- GOAL
Count only the lines of the records that hold "text", then give the number without any other words.

Stored items:
────────────────────────────────────────

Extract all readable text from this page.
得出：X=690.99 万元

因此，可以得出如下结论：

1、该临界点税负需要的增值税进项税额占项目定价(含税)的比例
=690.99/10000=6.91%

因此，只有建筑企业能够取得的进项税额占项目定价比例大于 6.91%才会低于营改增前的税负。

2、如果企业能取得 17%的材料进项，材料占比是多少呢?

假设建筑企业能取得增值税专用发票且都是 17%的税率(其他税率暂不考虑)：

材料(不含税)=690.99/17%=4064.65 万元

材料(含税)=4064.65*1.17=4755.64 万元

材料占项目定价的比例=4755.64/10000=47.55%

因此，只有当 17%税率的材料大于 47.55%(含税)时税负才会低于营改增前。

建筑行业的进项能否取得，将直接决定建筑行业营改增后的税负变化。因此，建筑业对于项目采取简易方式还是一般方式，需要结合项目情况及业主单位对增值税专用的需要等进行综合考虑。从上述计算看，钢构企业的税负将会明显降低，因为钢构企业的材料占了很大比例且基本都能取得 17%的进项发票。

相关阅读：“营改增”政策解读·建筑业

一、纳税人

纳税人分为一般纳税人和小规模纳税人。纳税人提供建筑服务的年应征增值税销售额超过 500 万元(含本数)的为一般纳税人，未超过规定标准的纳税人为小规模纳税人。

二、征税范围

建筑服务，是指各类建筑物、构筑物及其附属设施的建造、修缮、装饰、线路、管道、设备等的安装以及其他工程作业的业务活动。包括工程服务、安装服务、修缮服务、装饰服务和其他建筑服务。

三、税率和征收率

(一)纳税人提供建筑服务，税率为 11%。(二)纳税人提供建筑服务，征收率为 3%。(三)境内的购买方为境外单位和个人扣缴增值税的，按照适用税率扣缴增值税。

────────────────────────────────────────

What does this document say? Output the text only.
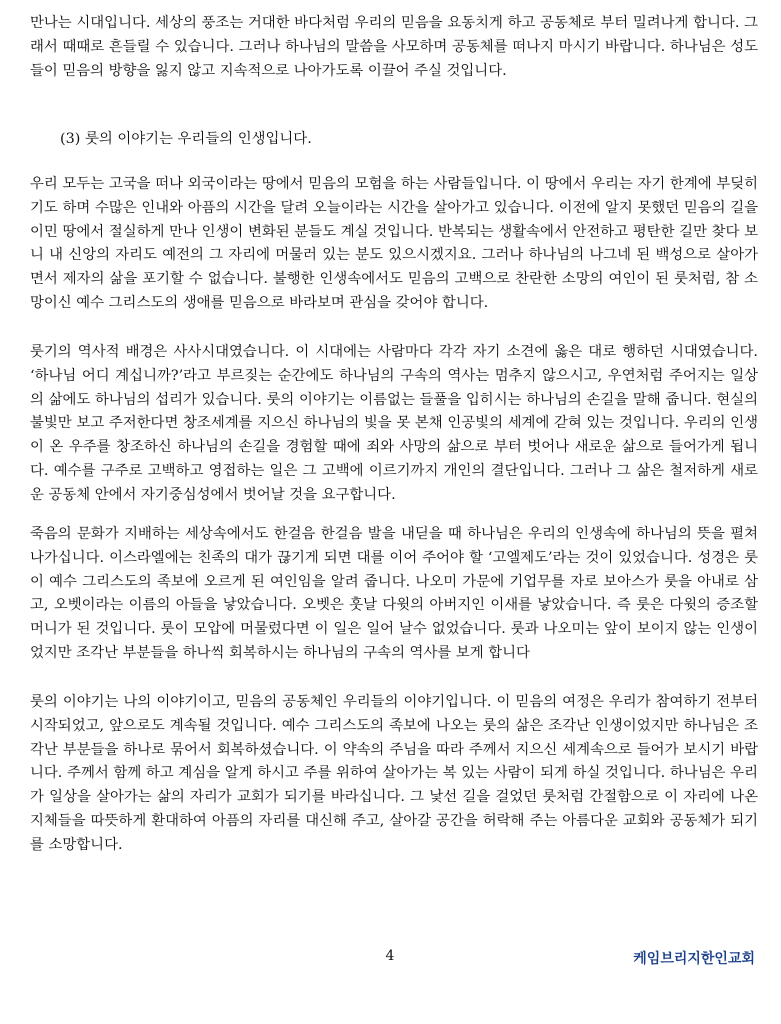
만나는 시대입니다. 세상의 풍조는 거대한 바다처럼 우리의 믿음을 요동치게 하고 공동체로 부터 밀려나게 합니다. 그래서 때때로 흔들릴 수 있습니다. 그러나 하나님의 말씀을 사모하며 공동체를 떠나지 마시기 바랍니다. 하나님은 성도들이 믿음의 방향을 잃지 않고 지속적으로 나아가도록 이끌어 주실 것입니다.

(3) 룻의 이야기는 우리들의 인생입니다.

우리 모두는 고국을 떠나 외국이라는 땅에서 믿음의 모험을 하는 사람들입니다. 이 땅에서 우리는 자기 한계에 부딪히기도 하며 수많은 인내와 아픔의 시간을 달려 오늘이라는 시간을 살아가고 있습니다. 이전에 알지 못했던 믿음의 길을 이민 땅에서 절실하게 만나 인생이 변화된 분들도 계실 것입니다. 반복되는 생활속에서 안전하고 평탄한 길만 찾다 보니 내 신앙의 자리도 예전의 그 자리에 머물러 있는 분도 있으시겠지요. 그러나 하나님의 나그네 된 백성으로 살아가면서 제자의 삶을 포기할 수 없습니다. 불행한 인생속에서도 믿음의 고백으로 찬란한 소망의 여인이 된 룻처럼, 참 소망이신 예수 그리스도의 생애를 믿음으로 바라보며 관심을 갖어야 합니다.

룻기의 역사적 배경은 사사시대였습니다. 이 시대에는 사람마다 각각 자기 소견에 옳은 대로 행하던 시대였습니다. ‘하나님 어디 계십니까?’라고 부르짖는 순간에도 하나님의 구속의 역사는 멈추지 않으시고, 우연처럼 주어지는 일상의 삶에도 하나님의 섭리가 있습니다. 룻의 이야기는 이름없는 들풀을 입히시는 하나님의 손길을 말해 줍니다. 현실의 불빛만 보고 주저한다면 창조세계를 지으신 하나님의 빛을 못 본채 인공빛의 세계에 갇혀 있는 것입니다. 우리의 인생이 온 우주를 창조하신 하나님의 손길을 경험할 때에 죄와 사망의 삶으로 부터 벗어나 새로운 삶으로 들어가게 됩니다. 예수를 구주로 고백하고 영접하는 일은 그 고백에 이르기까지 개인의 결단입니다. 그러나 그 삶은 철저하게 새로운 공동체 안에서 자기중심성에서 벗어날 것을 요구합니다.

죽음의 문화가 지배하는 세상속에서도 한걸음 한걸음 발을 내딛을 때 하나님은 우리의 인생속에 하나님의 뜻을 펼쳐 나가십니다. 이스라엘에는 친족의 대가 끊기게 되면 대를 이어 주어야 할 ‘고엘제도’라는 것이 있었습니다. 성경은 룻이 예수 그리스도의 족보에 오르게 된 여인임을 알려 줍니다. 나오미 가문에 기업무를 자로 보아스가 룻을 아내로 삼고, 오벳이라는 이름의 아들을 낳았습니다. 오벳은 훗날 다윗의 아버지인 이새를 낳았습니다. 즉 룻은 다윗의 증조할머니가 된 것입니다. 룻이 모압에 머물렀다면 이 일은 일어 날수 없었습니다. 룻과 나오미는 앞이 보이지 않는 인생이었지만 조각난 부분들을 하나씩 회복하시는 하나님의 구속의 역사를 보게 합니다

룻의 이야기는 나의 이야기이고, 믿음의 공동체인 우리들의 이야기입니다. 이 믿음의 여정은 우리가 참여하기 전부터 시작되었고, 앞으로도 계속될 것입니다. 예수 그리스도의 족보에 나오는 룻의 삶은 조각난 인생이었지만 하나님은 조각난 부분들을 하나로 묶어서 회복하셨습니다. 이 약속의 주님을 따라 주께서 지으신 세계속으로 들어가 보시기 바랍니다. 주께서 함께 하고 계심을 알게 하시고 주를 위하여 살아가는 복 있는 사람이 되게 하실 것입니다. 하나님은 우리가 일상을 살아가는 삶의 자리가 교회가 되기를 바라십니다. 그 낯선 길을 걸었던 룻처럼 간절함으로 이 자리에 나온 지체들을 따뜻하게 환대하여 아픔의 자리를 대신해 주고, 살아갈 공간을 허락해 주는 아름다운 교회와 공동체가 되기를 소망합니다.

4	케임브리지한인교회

────────────────────────────────────────

- COMPLETED EXERCISE
2